_REQUIRED TASK_:
Please output the records below in full, exactly as given, but without the images.

____________

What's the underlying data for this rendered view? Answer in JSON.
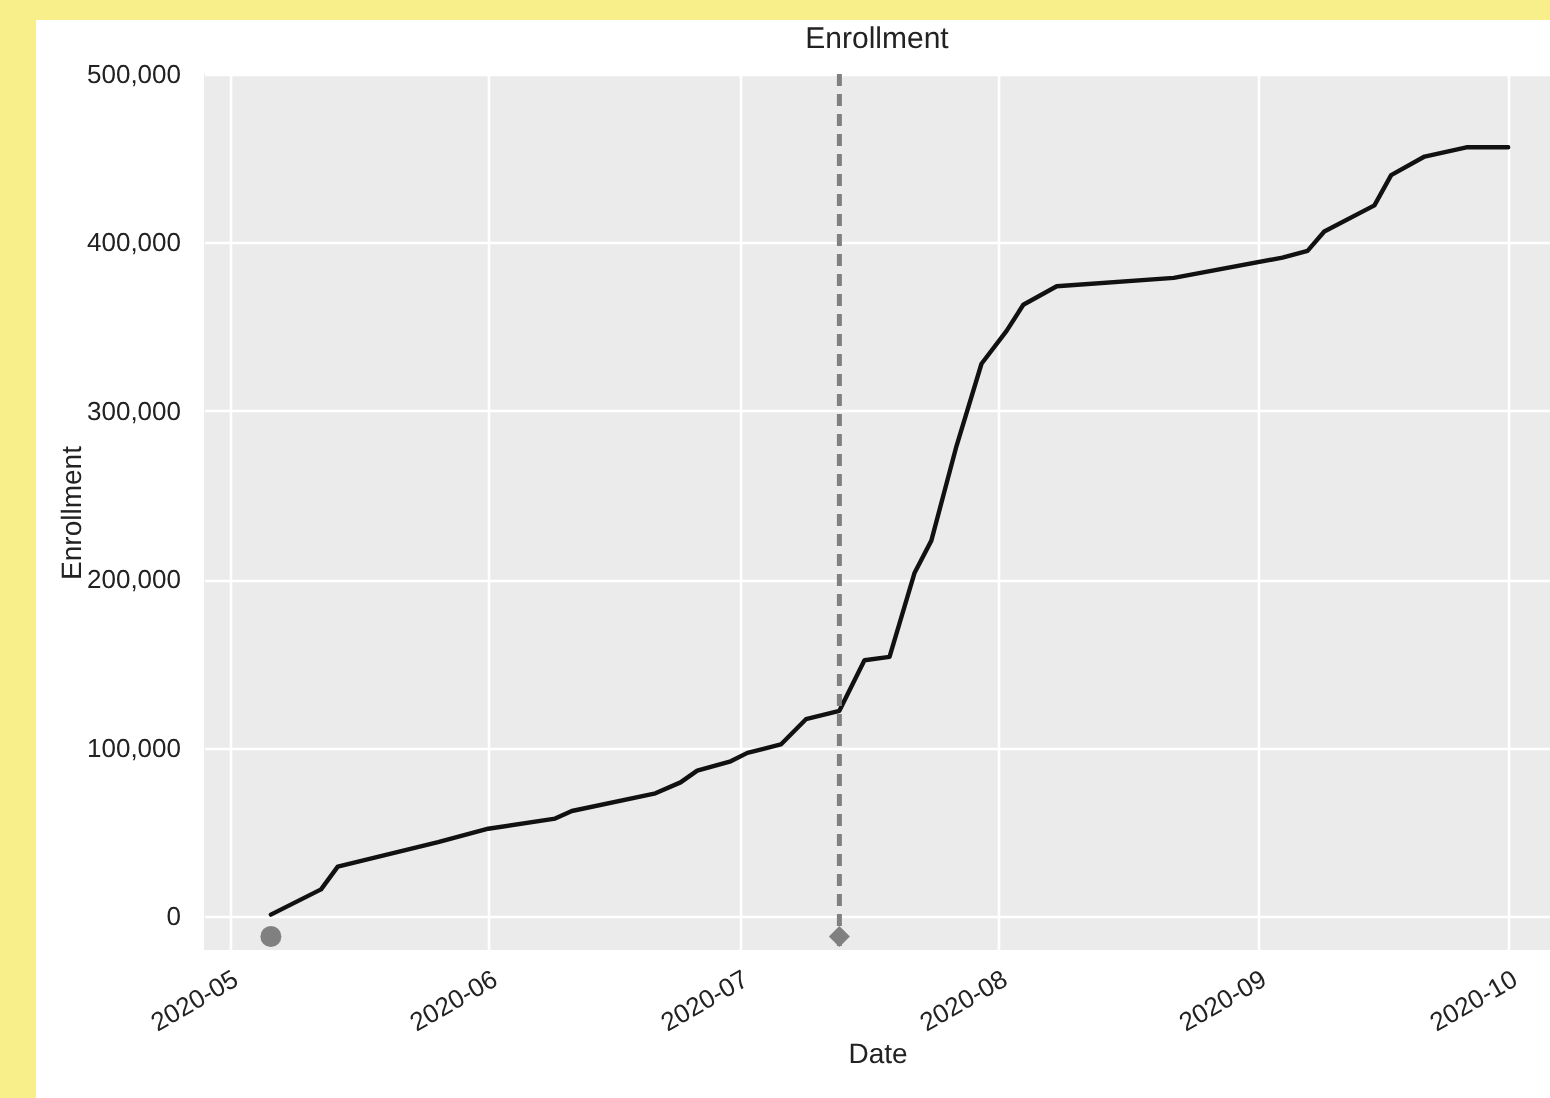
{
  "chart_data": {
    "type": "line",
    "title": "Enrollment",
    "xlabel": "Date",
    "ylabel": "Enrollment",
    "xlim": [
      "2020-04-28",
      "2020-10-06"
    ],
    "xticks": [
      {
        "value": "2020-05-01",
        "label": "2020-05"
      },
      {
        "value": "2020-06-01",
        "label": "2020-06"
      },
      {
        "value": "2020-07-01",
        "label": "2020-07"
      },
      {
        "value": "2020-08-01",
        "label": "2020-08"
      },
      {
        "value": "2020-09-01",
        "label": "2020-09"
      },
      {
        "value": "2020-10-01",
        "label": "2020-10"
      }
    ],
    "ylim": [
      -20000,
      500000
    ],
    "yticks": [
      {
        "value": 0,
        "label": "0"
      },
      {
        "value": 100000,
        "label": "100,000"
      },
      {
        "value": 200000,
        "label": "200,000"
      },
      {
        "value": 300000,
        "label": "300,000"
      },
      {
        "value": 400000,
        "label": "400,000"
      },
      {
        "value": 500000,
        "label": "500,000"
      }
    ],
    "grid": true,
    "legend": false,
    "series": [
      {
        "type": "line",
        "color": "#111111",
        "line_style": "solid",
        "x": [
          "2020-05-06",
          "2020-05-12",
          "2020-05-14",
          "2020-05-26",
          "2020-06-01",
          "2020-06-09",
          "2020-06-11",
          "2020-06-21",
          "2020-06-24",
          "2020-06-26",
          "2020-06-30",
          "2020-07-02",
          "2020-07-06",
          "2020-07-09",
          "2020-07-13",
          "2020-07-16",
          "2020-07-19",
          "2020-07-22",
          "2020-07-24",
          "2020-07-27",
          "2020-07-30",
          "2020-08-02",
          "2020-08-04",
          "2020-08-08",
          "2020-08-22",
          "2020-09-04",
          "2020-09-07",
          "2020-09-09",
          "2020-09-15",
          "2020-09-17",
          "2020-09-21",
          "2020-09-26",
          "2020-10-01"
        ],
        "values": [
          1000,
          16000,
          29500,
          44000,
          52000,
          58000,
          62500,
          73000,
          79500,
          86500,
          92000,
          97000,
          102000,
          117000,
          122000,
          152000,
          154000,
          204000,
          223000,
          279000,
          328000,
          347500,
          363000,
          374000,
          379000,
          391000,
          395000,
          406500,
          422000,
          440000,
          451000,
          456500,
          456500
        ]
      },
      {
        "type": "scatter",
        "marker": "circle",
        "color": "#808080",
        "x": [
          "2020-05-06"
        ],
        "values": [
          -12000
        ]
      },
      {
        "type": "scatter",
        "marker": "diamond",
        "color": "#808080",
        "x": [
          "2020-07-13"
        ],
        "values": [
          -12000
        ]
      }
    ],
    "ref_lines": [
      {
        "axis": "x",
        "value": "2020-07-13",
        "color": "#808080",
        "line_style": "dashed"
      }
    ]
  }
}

____________

_SOLUTION FOR THIS EXERCISE_:
What's the underlying data for this rendered view? Answer in JSON.
{
  "chart_data": {
    "type": "line",
    "title": "Enrollment",
    "xlabel": "Date",
    "ylabel": "Enrollment",
    "xlim": [
      "2020-04-28",
      "2020-10-06"
    ],
    "xticks": [
      {
        "value": "2020-05-01",
        "label": "2020-05"
      },
      {
        "value": "2020-06-01",
        "label": "2020-06"
      },
      {
        "value": "2020-07-01",
        "label": "2020-07"
      },
      {
        "value": "2020-08-01",
        "label": "2020-08"
      },
      {
        "value": "2020-09-01",
        "label": "2020-09"
      },
      {
        "value": "2020-10-01",
        "label": "2020-10"
      }
    ],
    "ylim": [
      -20000,
      500000
    ],
    "yticks": [
      {
        "value": 0,
        "label": "0"
      },
      {
        "value": 100000,
        "label": "100,000"
      },
      {
        "value": 200000,
        "label": "200,000"
      },
      {
        "value": 300000,
        "label": "300,000"
      },
      {
        "value": 400000,
        "label": "400,000"
      },
      {
        "value": 500000,
        "label": "500,000"
      }
    ],
    "grid": true,
    "legend": false,
    "series": [
      {
        "type": "line",
        "color": "#111111",
        "line_style": "solid",
        "x": [
          "2020-05-06",
          "2020-05-12",
          "2020-05-14",
          "2020-05-26",
          "2020-06-01",
          "2020-06-09",
          "2020-06-11",
          "2020-06-21",
          "2020-06-24",
          "2020-06-26",
          "2020-06-30",
          "2020-07-02",
          "2020-07-06",
          "2020-07-09",
          "2020-07-13",
          "2020-07-16",
          "2020-07-19",
          "2020-07-22",
          "2020-07-24",
          "2020-07-27",
          "2020-07-30",
          "2020-08-02",
          "2020-08-04",
          "2020-08-08",
          "2020-08-22",
          "2020-09-04",
          "2020-09-07",
          "2020-09-09",
          "2020-09-15",
          "2020-09-17",
          "2020-09-21",
          "2020-09-26",
          "2020-10-01"
        ],
        "values": [
          1000,
          16000,
          29500,
          44000,
          52000,
          58000,
          62500,
          73000,
          79500,
          86500,
          92000,
          97000,
          102000,
          117000,
          122000,
          152000,
          154000,
          204000,
          223000,
          279000,
          328000,
          347500,
          363000,
          374000,
          379000,
          391000,
          395000,
          406500,
          422000,
          440000,
          451000,
          456500,
          456500
        ]
      },
      {
        "type": "scatter",
        "marker": "circle",
        "color": "#808080",
        "x": [
          "2020-05-06"
        ],
        "values": [
          -12000
        ]
      },
      {
        "type": "scatter",
        "marker": "diamond",
        "color": "#808080",
        "x": [
          "2020-07-13"
        ],
        "values": [
          -12000
        ]
      }
    ],
    "ref_lines": [
      {
        "axis": "x",
        "value": "2020-07-13",
        "color": "#808080",
        "line_style": "dashed"
      }
    ]
  }
}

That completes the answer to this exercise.